[Do this]
All of the entries need to be written out again, exactly as they are.

[Data supplied]
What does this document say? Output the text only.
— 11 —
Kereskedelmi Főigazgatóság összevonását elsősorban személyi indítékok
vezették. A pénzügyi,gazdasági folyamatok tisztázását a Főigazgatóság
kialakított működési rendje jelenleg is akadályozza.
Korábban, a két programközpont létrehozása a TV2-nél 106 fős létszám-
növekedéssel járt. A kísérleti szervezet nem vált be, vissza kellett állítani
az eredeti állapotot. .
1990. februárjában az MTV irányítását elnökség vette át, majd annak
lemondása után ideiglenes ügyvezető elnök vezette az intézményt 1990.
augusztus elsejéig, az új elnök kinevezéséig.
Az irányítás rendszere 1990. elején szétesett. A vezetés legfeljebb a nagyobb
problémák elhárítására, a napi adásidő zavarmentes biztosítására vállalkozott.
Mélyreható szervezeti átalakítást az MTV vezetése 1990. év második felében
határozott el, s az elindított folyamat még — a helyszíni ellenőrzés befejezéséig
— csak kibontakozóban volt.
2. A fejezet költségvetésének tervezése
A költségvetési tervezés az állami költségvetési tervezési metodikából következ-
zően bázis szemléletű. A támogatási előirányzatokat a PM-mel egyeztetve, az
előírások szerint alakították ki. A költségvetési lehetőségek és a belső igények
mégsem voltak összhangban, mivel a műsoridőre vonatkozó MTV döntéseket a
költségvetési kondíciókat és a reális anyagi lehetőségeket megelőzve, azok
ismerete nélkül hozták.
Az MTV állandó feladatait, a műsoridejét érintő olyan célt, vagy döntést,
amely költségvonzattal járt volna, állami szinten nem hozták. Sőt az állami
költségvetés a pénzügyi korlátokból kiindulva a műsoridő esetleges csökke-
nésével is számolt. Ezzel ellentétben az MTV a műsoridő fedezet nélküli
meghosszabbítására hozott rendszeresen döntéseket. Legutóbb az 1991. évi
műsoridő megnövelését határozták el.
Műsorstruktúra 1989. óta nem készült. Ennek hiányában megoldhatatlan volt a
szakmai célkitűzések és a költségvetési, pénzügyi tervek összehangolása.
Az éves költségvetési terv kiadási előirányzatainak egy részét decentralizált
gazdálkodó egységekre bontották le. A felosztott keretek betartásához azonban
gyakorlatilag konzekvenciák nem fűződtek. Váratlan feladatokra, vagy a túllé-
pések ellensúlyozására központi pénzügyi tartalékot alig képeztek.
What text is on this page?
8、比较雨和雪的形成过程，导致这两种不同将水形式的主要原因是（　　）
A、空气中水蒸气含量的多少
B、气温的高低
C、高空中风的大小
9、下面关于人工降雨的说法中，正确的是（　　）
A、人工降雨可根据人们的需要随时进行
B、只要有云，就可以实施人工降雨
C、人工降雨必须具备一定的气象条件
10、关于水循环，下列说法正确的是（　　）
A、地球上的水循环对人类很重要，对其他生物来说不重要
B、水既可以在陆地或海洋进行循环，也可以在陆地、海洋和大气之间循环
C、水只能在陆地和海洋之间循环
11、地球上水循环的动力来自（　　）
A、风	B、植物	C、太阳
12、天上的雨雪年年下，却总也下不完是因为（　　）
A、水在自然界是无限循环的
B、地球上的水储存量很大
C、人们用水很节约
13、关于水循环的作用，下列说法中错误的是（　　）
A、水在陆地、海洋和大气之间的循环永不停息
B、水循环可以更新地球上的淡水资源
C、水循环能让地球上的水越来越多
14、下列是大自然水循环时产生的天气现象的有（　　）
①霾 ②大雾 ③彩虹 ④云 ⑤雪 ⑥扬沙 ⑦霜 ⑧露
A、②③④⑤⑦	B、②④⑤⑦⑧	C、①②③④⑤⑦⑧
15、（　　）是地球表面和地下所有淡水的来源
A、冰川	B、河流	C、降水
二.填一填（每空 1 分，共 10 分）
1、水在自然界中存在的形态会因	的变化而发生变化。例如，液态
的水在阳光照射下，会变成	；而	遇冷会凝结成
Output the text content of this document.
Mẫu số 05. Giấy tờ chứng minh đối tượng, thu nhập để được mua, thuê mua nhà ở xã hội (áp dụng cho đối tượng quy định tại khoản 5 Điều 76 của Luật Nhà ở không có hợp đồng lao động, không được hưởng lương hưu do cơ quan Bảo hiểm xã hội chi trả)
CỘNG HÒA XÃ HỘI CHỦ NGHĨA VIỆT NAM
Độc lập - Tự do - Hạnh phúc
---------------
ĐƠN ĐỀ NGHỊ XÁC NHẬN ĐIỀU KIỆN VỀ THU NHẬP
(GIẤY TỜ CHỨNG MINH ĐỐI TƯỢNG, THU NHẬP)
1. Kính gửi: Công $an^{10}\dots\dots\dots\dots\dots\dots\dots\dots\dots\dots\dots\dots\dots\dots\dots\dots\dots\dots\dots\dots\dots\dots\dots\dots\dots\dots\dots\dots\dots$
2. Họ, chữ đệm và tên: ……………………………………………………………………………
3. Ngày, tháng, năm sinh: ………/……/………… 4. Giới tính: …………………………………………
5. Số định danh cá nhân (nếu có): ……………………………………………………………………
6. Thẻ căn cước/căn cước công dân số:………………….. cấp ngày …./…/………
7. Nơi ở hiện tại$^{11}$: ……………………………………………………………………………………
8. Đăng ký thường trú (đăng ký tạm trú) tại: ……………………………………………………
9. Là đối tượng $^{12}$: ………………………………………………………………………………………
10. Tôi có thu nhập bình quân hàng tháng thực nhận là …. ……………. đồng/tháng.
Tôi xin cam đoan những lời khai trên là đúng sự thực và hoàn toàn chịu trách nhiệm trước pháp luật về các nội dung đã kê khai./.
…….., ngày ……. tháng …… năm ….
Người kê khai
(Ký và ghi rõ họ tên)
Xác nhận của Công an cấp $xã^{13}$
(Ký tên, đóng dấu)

[Answer for the task]
What does this document say? Output the text only.
— 11 —
Kereskedelmi Főigazgatóság összevonását elsősorban személyi indítékok
vezették. A pénzügyi,gazdasági folyamatok tisztázását a Főigazgatóság
kialakított működési rendje jelenleg is akadályozza.
Korábban, a két programközpont létrehozása a TV2-nél 106 fős létszám-
növekedéssel járt. A kísérleti szervezet nem vált be, vissza kellett állítani
az eredeti állapotot. .
1990. februárjában az MTV irányítását elnökség vette át, majd annak
lemondása után ideiglenes ügyvezető elnök vezette az intézményt 1990.
augusztus elsejéig, az új elnök kinevezéséig.
Az irányítás rendszere 1990. elején szétesett. A vezetés legfeljebb a nagyobb
problémák elhárítására, a napi adásidő zavarmentes biztosítására vállalkozott.
Mélyreható szervezeti átalakítást az MTV vezetése 1990. év második felében
határozott el, s az elindított folyamat még — a helyszíni ellenőrzés befejezéséig
— csak kibontakozóban volt.
2. A fejezet költségvetésének tervezése
A költségvetési tervezés az állami költségvetési tervezési metodikából következ-
zően bázis szemléletű. A támogatási előirányzatokat a PM-mel egyeztetve, az
előírások szerint alakították ki. A költségvetési lehetőségek és a belső igények
mégsem voltak összhangban, mivel a műsoridőre vonatkozó MTV döntéseket a
költségvetési kondíciókat és a reális anyagi lehetőségeket megelőzve, azok
ismerete nélkül hozták.
Az MTV állandó feladatait, a műsoridejét érintő olyan célt, vagy döntést,
amely költségvonzattal járt volna, állami szinten nem hozták. Sőt az állami
költségvetés a pénzügyi korlátokból kiindulva a műsoridő esetleges csökke-
nésével is számolt. Ezzel ellentétben az MTV a műsoridő fedezet nélküli
meghosszabbítására hozott rendszeresen döntéseket. Legutóbb az 1991. évi
műsoridő megnövelését határozták el.
Műsorstruktúra 1989. óta nem készült. Ennek hiányában megoldhatatlan volt a
szakmai célkitűzések és a költségvetési, pénzügyi tervek összehangolása.
Az éves költségvetési terv kiadási előirányzatainak egy részét decentralizált
gazdálkodó egységekre bontották le. A felosztott keretek betartásához azonban
gyakorlatilag konzekvenciák nem fűződtek. Váratlan feladatokra, vagy a túllé-
pések ellensúlyozására központi pénzügyi tartalékot alig képeztek.
What text is on this page?
8、比较雨和雪的形成过程，导致这两种不同将水形式的主要原因是（　　）
A、空气中水蒸气含量的多少
B、气温的高低
C、高空中风的大小
9、下面关于人工降雨的说法中，正确的是（　　）
A、人工降雨可根据人们的需要随时进行
B、只要有云，就可以实施人工降雨
C、人工降雨必须具备一定的气象条件
10、关于水循环，下列说法正确的是（　　）
A、地球上的水循环对人类很重要，对其他生物来说不重要
B、水既可以在陆地或海洋进行循环，也可以在陆地、海洋和大气之间循环
C、水只能在陆地和海洋之间循环
11、地球上水循环的动力来自（　　）
A、风	B、植物	C、太阳
12、天上的雨雪年年下，却总也下不完是因为（　　）
A、水在自然界是无限循环的
B、地球上的水储存量很大
C、人们用水很节约
13、关于水循环的作用，下列说法中错误的是（　　）
A、水在陆地、海洋和大气之间的循环永不停息
B、水循环可以更新地球上的淡水资源
C、水循环能让地球上的水越来越多
14、下列是大自然水循环时产生的天气现象的有（　　）
①霾 ②大雾 ③彩虹 ④云 ⑤雪 ⑥扬沙 ⑦霜 ⑧露
A、②③④⑤⑦	B、②④⑤⑦⑧	C、①②③④⑤⑦⑧
15、（　　）是地球表面和地下所有淡水的来源
A、冰川	B、河流	C、降水
二.填一填（每空 1 分，共 10 分）
1、水在自然界中存在的形态会因	的变化而发生变化。例如，液态
的水在阳光照射下，会变成	；而	遇冷会凝结成
Output the text content of this document.
Mẫu số 05. Giấy tờ chứng minh đối tượng, thu nhập để được mua, thuê mua nhà ở xã hội (áp dụng cho đối tượng quy định tại khoản 5 Điều 76 của Luật Nhà ở không có hợp đồng lao động, không được hưởng lương hưu do cơ quan Bảo hiểm xã hội chi trả)
CỘNG HÒA XÃ HỘI CHỦ NGHĨA VIỆT NAM
Độc lập - Tự do - Hạnh phúc
---------------
ĐƠN ĐỀ NGHỊ XÁC NHẬN ĐIỀU KIỆN VỀ THU NHẬP
(GIẤY TỜ CHỨNG MINH ĐỐI TƯỢNG, THU NHẬP)
1. Kính gửi: Công $an^{10}\dots\dots\dots\dots\dots\dots\dots\dots\dots\dots\dots\dots\dots\dots\dots\dots\dots\dots\dots\dots\dots\dots\dots\dots\dots\dots\dots\dots\dots$
2. Họ, chữ đệm và tên: ……………………………………………………………………………
3. Ngày, tháng, năm sinh: ………/……/………… 4. Giới tính: …………………………………………
5. Số định danh cá nhân (nếu có): ……………………………………………………………………
6. Thẻ căn cước/căn cước công dân số:………………….. cấp ngày …./…/………
7. Nơi ở hiện tại$^{11}$: ……………………………………………………………………………………
8. Đăng ký thường trú (đăng ký tạm trú) tại: ……………………………………………………
9. Là đối tượng $^{12}$: ………………………………………………………………………………………
10. Tôi có thu nhập bình quân hàng tháng thực nhận là …. ……………. đồng/tháng.
Tôi xin cam đoan những lời khai trên là đúng sự thực và hoàn toàn chịu trách nhiệm trước pháp luật về các nội dung đã kê khai./.
…….., ngày ……. tháng …… năm ….
Người kê khai
(Ký và ghi rõ họ tên)
Xác nhận của Công an cấp $xã^{13}$
(Ký tên, đóng dấu)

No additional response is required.